I termini “ditta individuale” e “impresa individuale” sono spesso utilizzati erroneamente come sinonimi. La “ditta” però è uno dei segni distintivi di un’impresa, è infatti il nome che l’impresa utilizza per identificarsi sul mercato. L’impresa individuale invece caratterizza l’attività svolta dall’imprenditore in modo organizzato, economico e professionale.

Vantaggi e svantaggi dell’impresa individuale

Vantaggi

  • Costi di avvio ridotti: non è necessario un capitale sociale minimo e le procedure burocratiche sono meno complesse rispetto ad altre forme giuridiche.
  • Gestione semplificata: il titolare ha il controllo diretto su tutte le operazioni e decisioni aziendali.

Svantaggi

  • Responsabilità personale illimitata: il titolare risponde con il proprio patrimonio personale per i debiti dell’impresa.
  • Capacità finanziaria limitata: essendo basata su un’unica persona, l’impresa potrebbe avere accesso limitato a risorse finanziarie rispetto a società con più soci.

Come aprire un’impresa individuale

Per avviare un’impresa individuale, è necessario seguire questi passaggi:

  1. Apertura della Partita IVA: richiedere l’attribuzione del numero di Partita IVA presso l’Agenzia delle Entrate.
  2. Iscrizione al Registro delle Imprese: registrare l’impresa presso la Camera di Commercio competente territorialmente.
  3. Comunicazione di inizio attività: presentare la Segnalazione Certificata di Inizio Attività (SCIA) al Comune dove ha sede l’impresa.

:::::

Consegna 1: Riporta parola per parola la parte dell'elenco che va dalla prima riga fino alla riga che contiene "site-watermark-badge: 西城游戏网 XICHENGYOUXIWANG", compresa.

:::::

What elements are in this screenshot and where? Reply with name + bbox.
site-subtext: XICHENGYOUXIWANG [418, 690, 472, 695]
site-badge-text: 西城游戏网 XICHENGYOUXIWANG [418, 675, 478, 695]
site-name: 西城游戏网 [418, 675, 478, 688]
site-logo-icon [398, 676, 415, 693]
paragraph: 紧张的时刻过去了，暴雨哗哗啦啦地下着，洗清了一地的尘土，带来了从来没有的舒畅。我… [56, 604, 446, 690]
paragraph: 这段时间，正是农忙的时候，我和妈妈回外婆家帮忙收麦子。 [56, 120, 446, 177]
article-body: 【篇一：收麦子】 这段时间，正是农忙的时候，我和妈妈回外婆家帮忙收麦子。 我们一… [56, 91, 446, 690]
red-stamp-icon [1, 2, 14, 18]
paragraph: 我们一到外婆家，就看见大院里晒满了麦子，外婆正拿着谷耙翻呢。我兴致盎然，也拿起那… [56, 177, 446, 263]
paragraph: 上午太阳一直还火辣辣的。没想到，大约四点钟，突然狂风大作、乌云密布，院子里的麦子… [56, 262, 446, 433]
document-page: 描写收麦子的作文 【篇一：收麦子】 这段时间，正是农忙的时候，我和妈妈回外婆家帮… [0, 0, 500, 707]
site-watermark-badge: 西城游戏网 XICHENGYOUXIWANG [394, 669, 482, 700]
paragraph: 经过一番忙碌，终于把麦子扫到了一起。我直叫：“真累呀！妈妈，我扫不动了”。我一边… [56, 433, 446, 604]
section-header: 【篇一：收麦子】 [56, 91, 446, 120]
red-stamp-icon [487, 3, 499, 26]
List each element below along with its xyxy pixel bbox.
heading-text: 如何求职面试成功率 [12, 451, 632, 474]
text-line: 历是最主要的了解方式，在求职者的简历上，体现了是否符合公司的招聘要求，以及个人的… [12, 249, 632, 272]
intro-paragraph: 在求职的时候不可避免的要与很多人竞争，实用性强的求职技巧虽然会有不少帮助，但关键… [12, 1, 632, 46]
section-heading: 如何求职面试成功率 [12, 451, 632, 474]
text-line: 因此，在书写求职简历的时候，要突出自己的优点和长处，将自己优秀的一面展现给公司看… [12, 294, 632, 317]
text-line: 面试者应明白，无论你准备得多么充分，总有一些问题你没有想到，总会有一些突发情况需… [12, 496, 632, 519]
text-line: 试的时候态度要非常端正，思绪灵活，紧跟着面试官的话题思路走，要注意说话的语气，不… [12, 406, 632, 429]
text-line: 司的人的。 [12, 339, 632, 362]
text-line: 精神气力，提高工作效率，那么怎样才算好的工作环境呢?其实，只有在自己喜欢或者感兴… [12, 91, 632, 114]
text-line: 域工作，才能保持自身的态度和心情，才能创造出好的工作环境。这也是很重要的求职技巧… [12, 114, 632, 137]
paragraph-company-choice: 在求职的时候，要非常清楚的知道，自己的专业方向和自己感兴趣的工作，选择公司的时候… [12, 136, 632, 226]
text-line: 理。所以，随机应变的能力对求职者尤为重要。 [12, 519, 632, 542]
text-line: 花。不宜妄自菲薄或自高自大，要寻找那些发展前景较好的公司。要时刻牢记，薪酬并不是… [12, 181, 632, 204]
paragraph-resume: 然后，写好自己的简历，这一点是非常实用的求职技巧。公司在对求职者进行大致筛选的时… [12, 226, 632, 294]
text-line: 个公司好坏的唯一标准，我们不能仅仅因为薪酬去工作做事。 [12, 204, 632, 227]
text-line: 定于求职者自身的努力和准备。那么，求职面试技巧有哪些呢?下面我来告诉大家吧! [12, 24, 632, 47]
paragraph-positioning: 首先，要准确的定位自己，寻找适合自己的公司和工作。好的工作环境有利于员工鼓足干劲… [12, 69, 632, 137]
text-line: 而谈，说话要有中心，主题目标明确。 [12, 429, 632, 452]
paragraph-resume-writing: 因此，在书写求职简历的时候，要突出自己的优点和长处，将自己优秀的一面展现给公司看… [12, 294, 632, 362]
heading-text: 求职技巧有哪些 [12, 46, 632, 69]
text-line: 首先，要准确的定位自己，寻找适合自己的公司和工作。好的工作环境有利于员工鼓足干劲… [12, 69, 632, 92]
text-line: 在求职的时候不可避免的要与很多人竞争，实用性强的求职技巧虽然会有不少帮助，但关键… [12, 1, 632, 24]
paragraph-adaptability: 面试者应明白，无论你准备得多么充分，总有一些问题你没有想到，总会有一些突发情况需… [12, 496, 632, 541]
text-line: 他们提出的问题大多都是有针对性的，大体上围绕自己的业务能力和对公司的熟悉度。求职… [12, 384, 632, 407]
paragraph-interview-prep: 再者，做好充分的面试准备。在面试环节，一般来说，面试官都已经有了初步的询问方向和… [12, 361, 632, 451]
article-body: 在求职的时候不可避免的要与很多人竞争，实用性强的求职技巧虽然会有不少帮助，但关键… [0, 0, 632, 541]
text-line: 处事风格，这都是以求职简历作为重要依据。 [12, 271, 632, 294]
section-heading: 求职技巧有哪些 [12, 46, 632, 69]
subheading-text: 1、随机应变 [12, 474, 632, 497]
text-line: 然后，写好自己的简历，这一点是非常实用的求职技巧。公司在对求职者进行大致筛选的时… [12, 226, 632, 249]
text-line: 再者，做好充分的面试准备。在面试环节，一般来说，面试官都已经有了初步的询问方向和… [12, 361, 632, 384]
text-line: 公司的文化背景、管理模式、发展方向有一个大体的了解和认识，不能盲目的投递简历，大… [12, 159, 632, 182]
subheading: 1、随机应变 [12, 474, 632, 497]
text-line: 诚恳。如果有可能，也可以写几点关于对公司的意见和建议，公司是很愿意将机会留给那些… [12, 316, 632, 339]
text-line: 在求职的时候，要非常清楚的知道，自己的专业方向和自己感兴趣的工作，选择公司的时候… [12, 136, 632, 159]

:::::

Consegna 2: Cita per intero l'articolo sull'impresa individuale, senza modificarne nulla.

Risultato corretto 1:
What elements are in this screenshot and where? Reply with name + bbox.
site-subtext: XICHENGYOUXIWANG [418, 690, 472, 695]
site-badge-text: 西城游戏网 XICHENGYOUXIWANG [418, 675, 478, 695]
site-name: 西城游戏网 [418, 675, 478, 688]
site-logo-icon [398, 676, 415, 693]
paragraph: 紧张的时刻过去了，暴雨哗哗啦啦地下着，洗清了一地的尘土，带来了从来没有的舒畅。我… [56, 604, 446, 690]
paragraph: 这段时间，正是农忙的时候，我和妈妈回外婆家帮忙收麦子。 [56, 120, 446, 177]
article-body: 【篇一：收麦子】 这段时间，正是农忙的时候，我和妈妈回外婆家帮忙收麦子。 我们一… [56, 91, 446, 690]
red-stamp-icon [1, 2, 14, 18]
paragraph: 我们一到外婆家，就看见大院里晒满了麦子，外婆正拿着谷耙翻呢。我兴致盎然，也拿起那… [56, 177, 446, 263]
paragraph: 上午太阳一直还火辣辣的。没想到，大约四点钟，突然狂风大作、乌云密布，院子里的麦子… [56, 262, 446, 433]
document-page: 描写收麦子的作文 【篇一：收麦子】 这段时间，正是农忙的时候，我和妈妈回外婆家帮… [0, 0, 500, 707]
site-watermark-badge: 西城游戏网 XICHENGYOUXIWANG [394, 669, 482, 700]

Risultato corretto 2:
I termini “ditta individuale” e “impresa individuale” sono spesso utilizzati erroneamente come sinonimi. La “ditta” però è uno dei segni distintivi di un’impresa, è infatti il nome che l’impresa utilizza per identificarsi sul mercato. L’impresa individuale invece caratterizza l’attività svolta dall’imprenditore in modo organizzato, economico e professionale.

Vantaggi e svantaggi dell’impresa individuale

Vantaggi

  • Costi di avvio ridotti: non è necessario un capitale sociale minimo e le procedure burocratiche sono meno complesse rispetto ad altre forme giuridiche.
  • Gestione semplificata: il titolare ha il controllo diretto su tutte le operazioni e decisioni aziendali.

Svantaggi

  • Responsabilità personale illimitata: il titolare risponde con il proprio patrimonio personale per i debiti dell’impresa.
  • Capacità finanziaria limitata: essendo basata su un’unica persona, l’impresa potrebbe avere accesso limitato a risorse finanziarie rispetto a società con più soci.

Come aprire un’impresa individuale

Per avviare un’impresa individuale, è necessario seguire questi passaggi:

  1. Apertura della Partita IVA: richiedere l’attribuzione del numero di Partita IVA presso l’Agenzia delle Entrate.
  2. Iscrizione al Registro delle Imprese: registrare l’impresa presso la Camera di Commercio competente territorialmente.
  3. Comunicazione di inizio attività: presentare la Segnalazione Certificata di Inizio Attività (SCIA) al Comune dove ha sede l’impresa.